> Task brief
Write out the records beneath this line exactly as they appear, minus any images.

> Exercise material
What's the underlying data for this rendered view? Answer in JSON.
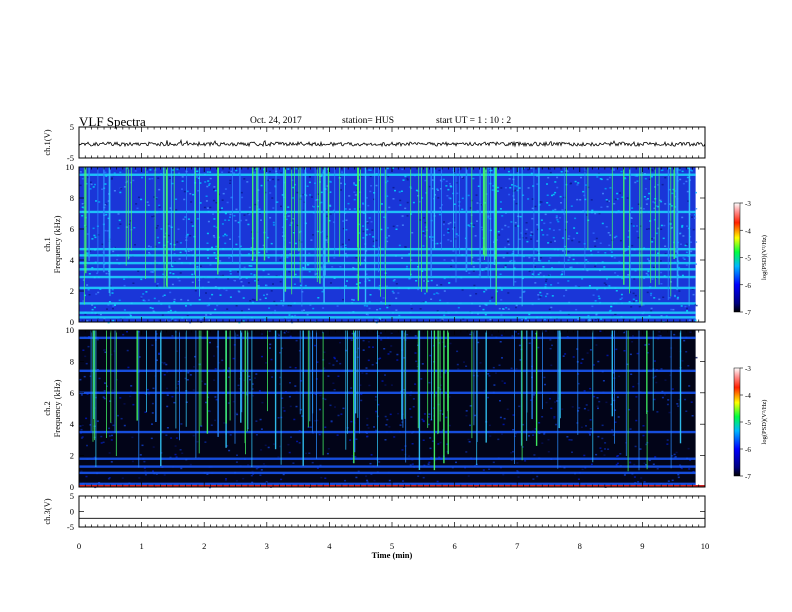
{
  "header": {
    "title": "VLF Spectra",
    "date": "Oct. 24, 2017",
    "station": "station= HUS",
    "start": "start  UT =   1 : 10 : 2"
  },
  "colorbar": {
    "ticks": [
      "-3",
      "-4",
      "-5",
      "-6",
      "-7"
    ],
    "label": "log(PSD)(V²/Hz)"
  },
  "chart_data": [
    {
      "type": "line",
      "ylabel": "ch.1(V)",
      "ylim": [
        -5,
        5
      ],
      "yticks": [
        "5",
        "-5"
      ],
      "xlim": [
        0,
        10
      ],
      "series": [
        {
          "values": [
            -0.5,
            -0.5
          ]
        }
      ]
    },
    {
      "type": "heatmap",
      "ylabel": "ch.1\nFrequency (kHz)",
      "ylim": [
        0,
        10
      ],
      "yticks": [
        "0",
        "2",
        "4",
        "6",
        "8",
        "10"
      ],
      "xlim": [
        0,
        10
      ],
      "bands_khz": [
        0.3,
        0.6,
        1.2,
        2.2,
        2.9,
        3.4,
        3.8,
        4.3,
        4.7,
        7.1,
        9.5
      ],
      "colorbar_range": [
        -7,
        -3
      ]
    },
    {
      "type": "heatmap",
      "ylabel": "ch.2\nFrequency (kHz)",
      "ylim": [
        0,
        10
      ],
      "yticks": [
        "0",
        "2",
        "4",
        "6",
        "8",
        "10"
      ],
      "xlim": [
        0,
        10
      ],
      "bands_khz": [
        0.2,
        0.9,
        1.3,
        1.8,
        3.5,
        6.0,
        7.4,
        9.5
      ],
      "colorbar_range": [
        -7,
        -3
      ]
    },
    {
      "type": "line",
      "ylabel": "ch.3(V)",
      "ylim": [
        -5,
        5
      ],
      "yticks": [
        "5",
        "0",
        "-5"
      ],
      "xlim": [
        0,
        10
      ],
      "xticks": [
        "0",
        "1",
        "2",
        "3",
        "4",
        "5",
        "6",
        "7",
        "8",
        "9",
        "10"
      ],
      "xlabel": "Time (min)",
      "series": [
        {
          "values": [
            -2.2,
            -2.2
          ]
        }
      ]
    }
  ]
}
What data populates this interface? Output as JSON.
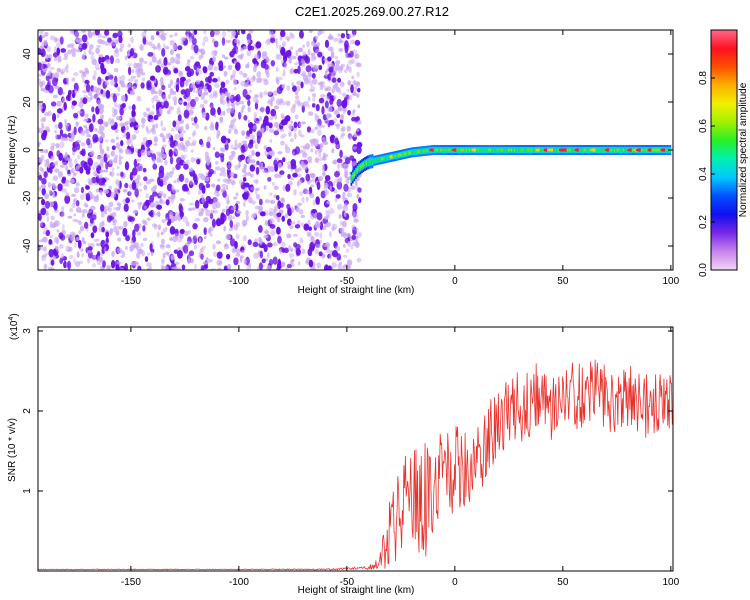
{
  "figure": {
    "title": "C2E1.2025.269.00.27.R12"
  },
  "colors": {
    "snr_line": "#e8312b",
    "scatter_dense": "#6a10e6",
    "scatter_light": "#c9a6f2",
    "colorbar_stops": [
      "#f2d5f7",
      "#c785ec",
      "#7a28e8",
      "#1010f0",
      "#0050ff",
      "#00c8ff",
      "#00f0b4",
      "#28f028",
      "#a0f000",
      "#f0f000",
      "#ffb000",
      "#ff5000",
      "#ff1020",
      "#ff6a8c"
    ]
  },
  "chart_data": [
    {
      "type": "heatmap",
      "xlabel": "Height of straight line (km)",
      "ylabel": "Frequency (Hz)",
      "xlim": [
        -193,
        101
      ],
      "ylim": [
        -50,
        50
      ],
      "xticks": [
        -150,
        -100,
        -50,
        0,
        50,
        100
      ],
      "xtick_labels": [
        "-150",
        "-100",
        "-50",
        "0",
        "50",
        "100"
      ],
      "yticks": [
        -40,
        -20,
        0,
        20,
        40
      ],
      "ytick_labels": [
        "-40",
        "-20",
        "0",
        "20",
        "40"
      ],
      "noise_region_x": [
        -193,
        -48
      ],
      "signal_track": {
        "x": [
          -48,
          -45,
          -42,
          -40,
          -35,
          -30,
          -25,
          -20,
          -15,
          -10,
          -5,
          0,
          10,
          20,
          30,
          40,
          50,
          60,
          70,
          80,
          90,
          100
        ],
        "frequency": [
          -12,
          -8,
          -6,
          -5,
          -4,
          -3,
          -2,
          -1,
          -0.5,
          0,
          0,
          0,
          0,
          0,
          0,
          0,
          0,
          0,
          0,
          0,
          0,
          0
        ]
      },
      "colorbar": {
        "label": "Normalized spectral amplitude",
        "range": [
          0.0,
          1.0
        ],
        "ticks": [
          0.0,
          0.2,
          0.4,
          0.6,
          0.8
        ],
        "tick_labels": [
          "0.0",
          "0.2",
          "0.4",
          "0.6",
          "0.8"
        ]
      },
      "grid": false
    },
    {
      "type": "line",
      "xlabel": "Height of straight line (km)",
      "ylabel": "SNR (10 * v/v)",
      "y_multiplier_label": "(x10",
      "y_multiplier_exp": "4",
      "y_multiplier_close": ")",
      "xlim": [
        -193,
        101
      ],
      "ylim": [
        0,
        3.05
      ],
      "xticks": [
        -150,
        -100,
        -50,
        0,
        50,
        100
      ],
      "xtick_labels": [
        "-150",
        "-100",
        "-50",
        "0",
        "50",
        "100"
      ],
      "yticks": [
        1,
        2,
        3
      ],
      "ytick_labels": [
        "1",
        "2",
        "3"
      ],
      "series": [
        {
          "x": [
            -193,
            -150,
            -100,
            -60,
            -40,
            -35,
            -30,
            -25,
            -20,
            -15,
            -10,
            -5,
            0,
            5,
            10,
            15,
            20,
            25,
            30,
            35,
            40,
            45,
            50,
            55,
            60,
            65,
            70,
            75,
            80,
            85,
            90,
            95,
            100
          ],
          "values": [
            0.02,
            0.02,
            0.02,
            0.02,
            0.04,
            0.1,
            0.5,
            0.8,
            0.9,
            0.85,
            1.05,
            1.15,
            1.3,
            1.25,
            1.45,
            1.6,
            1.85,
            1.95,
            2.05,
            2.1,
            2.15,
            2.05,
            2.2,
            2.15,
            2.2,
            2.3,
            2.15,
            2.1,
            2.2,
            2.1,
            2.05,
            2.15,
            2.1
          ],
          "noise_amplitude": [
            0.005,
            0.005,
            0.005,
            0.008,
            0.02,
            0.08,
            0.5,
            0.6,
            0.7,
            0.75,
            0.7,
            0.55,
            0.55,
            0.5,
            0.5,
            0.5,
            0.45,
            0.5,
            0.5,
            0.5,
            0.45,
            0.45,
            0.45,
            0.45,
            0.4,
            0.45,
            0.4,
            0.4,
            0.4,
            0.4,
            0.4,
            0.4,
            0.35
          ]
        }
      ],
      "grid": false
    }
  ]
}
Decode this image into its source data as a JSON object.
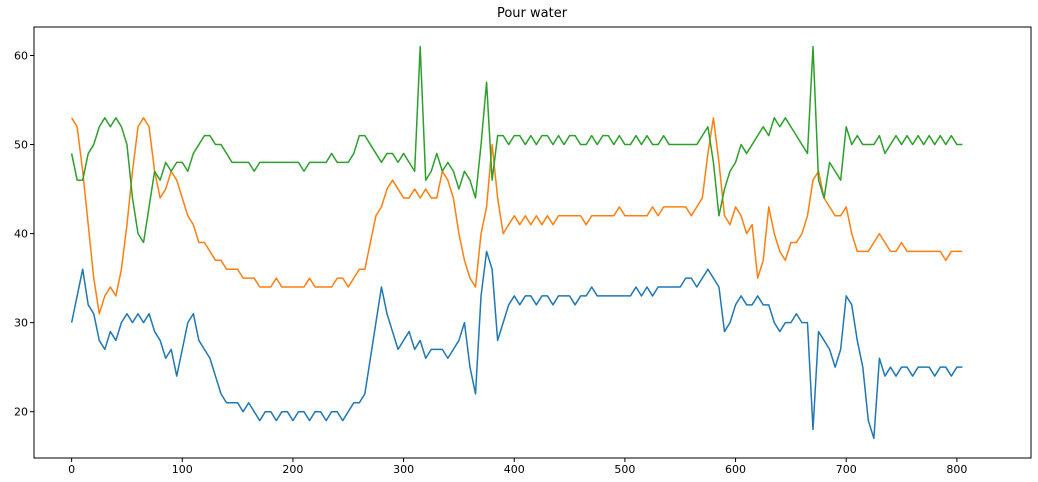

> Solution
What's the underlying data for this rendered view? Answer in JSON.
{
  "header": {
    "title": "VLF Spectra",
    "date": "Oct. 24, 2017",
    "station": "station= HUS",
    "start": "start  UT =   1 : 10 : 2"
  },
  "colorbar": {
    "ticks": [
      "-3",
      "-4",
      "-5",
      "-6",
      "-7"
    ],
    "label": "log(PSD)(V²/Hz)"
  },
  "chart_data": [
    {
      "type": "line",
      "ylabel": "ch.1(V)",
      "ylim": [
        -5,
        5
      ],
      "yticks": [
        "5",
        "-5"
      ],
      "xlim": [
        0,
        10
      ],
      "series": [
        {
          "values": [
            -0.5,
            -0.5
          ]
        }
      ]
    },
    {
      "type": "heatmap",
      "ylabel": "ch.1\nFrequency (kHz)",
      "ylim": [
        0,
        10
      ],
      "yticks": [
        "0",
        "2",
        "4",
        "6",
        "8",
        "10"
      ],
      "xlim": [
        0,
        10
      ],
      "bands_khz": [
        0.3,
        0.6,
        1.2,
        2.2,
        2.9,
        3.4,
        3.8,
        4.3,
        4.7,
        7.1,
        9.5
      ],
      "colorbar_range": [
        -7,
        -3
      ]
    },
    {
      "type": "heatmap",
      "ylabel": "ch.2\nFrequency (kHz)",
      "ylim": [
        0,
        10
      ],
      "yticks": [
        "0",
        "2",
        "4",
        "6",
        "8",
        "10"
      ],
      "xlim": [
        0,
        10
      ],
      "bands_khz": [
        0.2,
        0.9,
        1.3,
        1.8,
        3.5,
        6.0,
        7.4,
        9.5
      ],
      "colorbar_range": [
        -7,
        -3
      ]
    },
    {
      "type": "line",
      "ylabel": "ch.3(V)",
      "ylim": [
        -5,
        5
      ],
      "yticks": [
        "5",
        "0",
        "-5"
      ],
      "xlim": [
        0,
        10
      ],
      "xticks": [
        "0",
        "1",
        "2",
        "3",
        "4",
        "5",
        "6",
        "7",
        "8",
        "9",
        "10"
      ],
      "xlabel": "Time (min)",
      "series": [
        {
          "values": [
            -2.2,
            -2.2
          ]
        }
      ]
    }
  ]
}
What data populates this interface? Output as JSON.
{
  "figure": {
    "title": "C2E1.2025.269.00.27.R12"
  },
  "colors": {
    "snr_line": "#e8312b",
    "scatter_dense": "#6a10e6",
    "scatter_light": "#c9a6f2",
    "colorbar_stops": [
      "#f2d5f7",
      "#c785ec",
      "#7a28e8",
      "#1010f0",
      "#0050ff",
      "#00c8ff",
      "#00f0b4",
      "#28f028",
      "#a0f000",
      "#f0f000",
      "#ffb000",
      "#ff5000",
      "#ff1020",
      "#ff6a8c"
    ]
  },
  "chart_data": [
    {
      "type": "heatmap",
      "xlabel": "Height of straight line (km)",
      "ylabel": "Frequency (Hz)",
      "xlim": [
        -193,
        101
      ],
      "ylim": [
        -50,
        50
      ],
      "xticks": [
        -150,
        -100,
        -50,
        0,
        50,
        100
      ],
      "xtick_labels": [
        "-150",
        "-100",
        "-50",
        "0",
        "50",
        "100"
      ],
      "yticks": [
        -40,
        -20,
        0,
        20,
        40
      ],
      "ytick_labels": [
        "-40",
        "-20",
        "0",
        "20",
        "40"
      ],
      "noise_region_x": [
        -193,
        -48
      ],
      "signal_track": {
        "x": [
          -48,
          -45,
          -42,
          -40,
          -35,
          -30,
          -25,
          -20,
          -15,
          -10,
          -5,
          0,
          10,
          20,
          30,
          40,
          50,
          60,
          70,
          80,
          90,
          100
        ],
        "frequency": [
          -12,
          -8,
          -6,
          -5,
          -4,
          -3,
          -2,
          -1,
          -0.5,
          0,
          0,
          0,
          0,
          0,
          0,
          0,
          0,
          0,
          0,
          0,
          0,
          0
        ]
      },
      "colorbar": {
        "label": "Normalized spectral amplitude",
        "range": [
          0.0,
          1.0
        ],
        "ticks": [
          0.0,
          0.2,
          0.4,
          0.6,
          0.8
        ],
        "tick_labels": [
          "0.0",
          "0.2",
          "0.4",
          "0.6",
          "0.8"
        ]
      },
      "grid": false
    },
    {
      "type": "line",
      "xlabel": "Height of straight line (km)",
      "ylabel": "SNR (10 * v/v)",
      "y_multiplier_label": "(x10",
      "y_multiplier_exp": "4",
      "y_multiplier_close": ")",
      "xlim": [
        -193,
        101
      ],
      "ylim": [
        0,
        3.05
      ],
      "xticks": [
        -150,
        -100,
        -50,
        0,
        50,
        100
      ],
      "xtick_labels": [
        "-150",
        "-100",
        "-50",
        "0",
        "50",
        "100"
      ],
      "yticks": [
        1,
        2,
        3
      ],
      "ytick_labels": [
        "1",
        "2",
        "3"
      ],
      "series": [
        {
          "x": [
            -193,
            -150,
            -100,
            -60,
            -40,
            -35,
            -30,
            -25,
            -20,
            -15,
            -10,
            -5,
            0,
            5,
            10,
            15,
            20,
            25,
            30,
            35,
            40,
            45,
            50,
            55,
            60,
            65,
            70,
            75,
            80,
            85,
            90,
            95,
            100
          ],
          "values": [
            0.02,
            0.02,
            0.02,
            0.02,
            0.04,
            0.1,
            0.5,
            0.8,
            0.9,
            0.85,
            1.05,
            1.15,
            1.3,
            1.25,
            1.45,
            1.6,
            1.85,
            1.95,
            2.05,
            2.1,
            2.15,
            2.05,
            2.2,
            2.15,
            2.2,
            2.3,
            2.15,
            2.1,
            2.2,
            2.1,
            2.05,
            2.15,
            2.1
          ],
          "noise_amplitude": [
            0.005,
            0.005,
            0.005,
            0.008,
            0.02,
            0.08,
            0.5,
            0.6,
            0.7,
            0.75,
            0.7,
            0.55,
            0.55,
            0.5,
            0.5,
            0.5,
            0.45,
            0.5,
            0.5,
            0.5,
            0.45,
            0.45,
            0.45,
            0.45,
            0.4,
            0.45,
            0.4,
            0.4,
            0.4,
            0.4,
            0.4,
            0.4,
            0.35
          ]
        }
      ],
      "grid": false
    }
  ]
}
Decode this image into its source data as a JSON object.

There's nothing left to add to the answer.